Job - Show all lines from the listing below that contain "Landscape".

[START]

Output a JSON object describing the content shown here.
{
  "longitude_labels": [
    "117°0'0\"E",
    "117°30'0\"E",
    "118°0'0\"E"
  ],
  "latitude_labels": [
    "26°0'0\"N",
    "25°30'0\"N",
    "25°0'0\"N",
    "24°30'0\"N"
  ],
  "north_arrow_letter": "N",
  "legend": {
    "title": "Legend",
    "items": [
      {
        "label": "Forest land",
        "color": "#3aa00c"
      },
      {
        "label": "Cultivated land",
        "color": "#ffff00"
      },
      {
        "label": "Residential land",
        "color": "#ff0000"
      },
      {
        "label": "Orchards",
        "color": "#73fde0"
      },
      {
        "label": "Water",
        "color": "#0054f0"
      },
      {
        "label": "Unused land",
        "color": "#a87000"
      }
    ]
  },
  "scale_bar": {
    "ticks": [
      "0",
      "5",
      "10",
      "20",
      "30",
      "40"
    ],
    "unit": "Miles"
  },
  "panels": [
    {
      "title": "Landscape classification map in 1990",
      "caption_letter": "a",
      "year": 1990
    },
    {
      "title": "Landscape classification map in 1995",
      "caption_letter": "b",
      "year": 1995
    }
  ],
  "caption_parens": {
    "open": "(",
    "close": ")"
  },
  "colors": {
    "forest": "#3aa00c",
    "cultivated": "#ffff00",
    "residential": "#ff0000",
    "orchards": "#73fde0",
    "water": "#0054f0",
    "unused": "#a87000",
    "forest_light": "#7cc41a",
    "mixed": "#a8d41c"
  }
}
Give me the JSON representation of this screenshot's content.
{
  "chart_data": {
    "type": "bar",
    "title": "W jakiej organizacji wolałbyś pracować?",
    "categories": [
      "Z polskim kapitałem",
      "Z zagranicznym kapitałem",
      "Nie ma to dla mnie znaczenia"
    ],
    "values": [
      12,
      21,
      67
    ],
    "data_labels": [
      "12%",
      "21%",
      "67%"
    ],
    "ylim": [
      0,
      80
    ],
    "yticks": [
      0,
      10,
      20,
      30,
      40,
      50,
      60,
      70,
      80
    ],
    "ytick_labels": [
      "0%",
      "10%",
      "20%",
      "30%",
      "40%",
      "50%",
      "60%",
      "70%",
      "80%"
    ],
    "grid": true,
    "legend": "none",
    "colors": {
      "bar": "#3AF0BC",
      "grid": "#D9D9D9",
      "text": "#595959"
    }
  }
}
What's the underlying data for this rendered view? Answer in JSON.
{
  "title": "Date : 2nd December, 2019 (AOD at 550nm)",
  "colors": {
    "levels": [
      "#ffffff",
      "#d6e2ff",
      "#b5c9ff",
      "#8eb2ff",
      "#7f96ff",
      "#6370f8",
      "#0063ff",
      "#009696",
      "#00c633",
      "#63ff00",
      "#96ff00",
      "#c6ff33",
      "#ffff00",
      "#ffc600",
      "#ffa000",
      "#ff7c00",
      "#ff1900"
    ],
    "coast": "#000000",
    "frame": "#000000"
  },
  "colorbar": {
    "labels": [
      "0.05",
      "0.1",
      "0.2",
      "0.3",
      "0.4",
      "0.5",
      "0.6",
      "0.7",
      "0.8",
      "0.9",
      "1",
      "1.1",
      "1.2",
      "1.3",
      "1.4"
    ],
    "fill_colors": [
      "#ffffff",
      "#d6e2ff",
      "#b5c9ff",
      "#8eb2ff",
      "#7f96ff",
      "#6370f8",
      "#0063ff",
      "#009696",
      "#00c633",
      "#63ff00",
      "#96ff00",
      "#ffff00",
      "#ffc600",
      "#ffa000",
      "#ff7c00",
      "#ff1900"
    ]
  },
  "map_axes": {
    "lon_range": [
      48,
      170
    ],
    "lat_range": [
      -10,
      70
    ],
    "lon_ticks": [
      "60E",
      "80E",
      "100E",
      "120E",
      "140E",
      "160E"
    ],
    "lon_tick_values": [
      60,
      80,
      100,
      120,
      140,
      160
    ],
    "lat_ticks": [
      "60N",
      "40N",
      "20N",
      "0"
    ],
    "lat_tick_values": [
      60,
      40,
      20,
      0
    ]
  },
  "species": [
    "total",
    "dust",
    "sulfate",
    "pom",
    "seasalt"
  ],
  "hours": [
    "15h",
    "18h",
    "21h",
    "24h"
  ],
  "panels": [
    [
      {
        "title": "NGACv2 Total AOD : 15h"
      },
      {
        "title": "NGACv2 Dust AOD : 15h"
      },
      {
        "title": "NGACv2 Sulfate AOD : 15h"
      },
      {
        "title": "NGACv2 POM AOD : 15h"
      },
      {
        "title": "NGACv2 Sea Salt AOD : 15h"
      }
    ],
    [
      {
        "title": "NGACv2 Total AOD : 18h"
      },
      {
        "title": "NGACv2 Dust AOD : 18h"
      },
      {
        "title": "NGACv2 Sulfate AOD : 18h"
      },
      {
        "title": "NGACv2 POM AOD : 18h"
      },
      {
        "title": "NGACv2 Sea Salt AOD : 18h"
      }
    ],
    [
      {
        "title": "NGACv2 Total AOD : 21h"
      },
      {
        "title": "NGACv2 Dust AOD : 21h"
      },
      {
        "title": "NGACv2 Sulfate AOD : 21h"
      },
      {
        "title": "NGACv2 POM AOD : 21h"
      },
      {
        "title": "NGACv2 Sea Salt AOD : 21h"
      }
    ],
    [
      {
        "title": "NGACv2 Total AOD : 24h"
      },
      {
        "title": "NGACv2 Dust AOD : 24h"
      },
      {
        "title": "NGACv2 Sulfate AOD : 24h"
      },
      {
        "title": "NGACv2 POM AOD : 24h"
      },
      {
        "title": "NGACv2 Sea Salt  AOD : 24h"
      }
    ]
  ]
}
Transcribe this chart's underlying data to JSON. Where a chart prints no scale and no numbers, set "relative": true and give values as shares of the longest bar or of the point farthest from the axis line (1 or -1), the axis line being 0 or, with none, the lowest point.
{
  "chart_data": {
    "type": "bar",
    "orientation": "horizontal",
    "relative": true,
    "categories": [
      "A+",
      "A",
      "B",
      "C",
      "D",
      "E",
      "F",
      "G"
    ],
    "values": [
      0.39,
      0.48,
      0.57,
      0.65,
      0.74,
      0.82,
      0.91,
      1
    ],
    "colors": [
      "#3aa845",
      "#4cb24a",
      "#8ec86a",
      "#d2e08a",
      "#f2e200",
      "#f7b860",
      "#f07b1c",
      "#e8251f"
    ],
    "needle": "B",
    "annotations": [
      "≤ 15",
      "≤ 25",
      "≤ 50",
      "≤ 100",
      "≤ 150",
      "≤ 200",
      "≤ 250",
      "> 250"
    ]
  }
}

[END]

The solution -
      "title": "Landscape classification map in 1990",
      "title": "Landscape classification map in 1995",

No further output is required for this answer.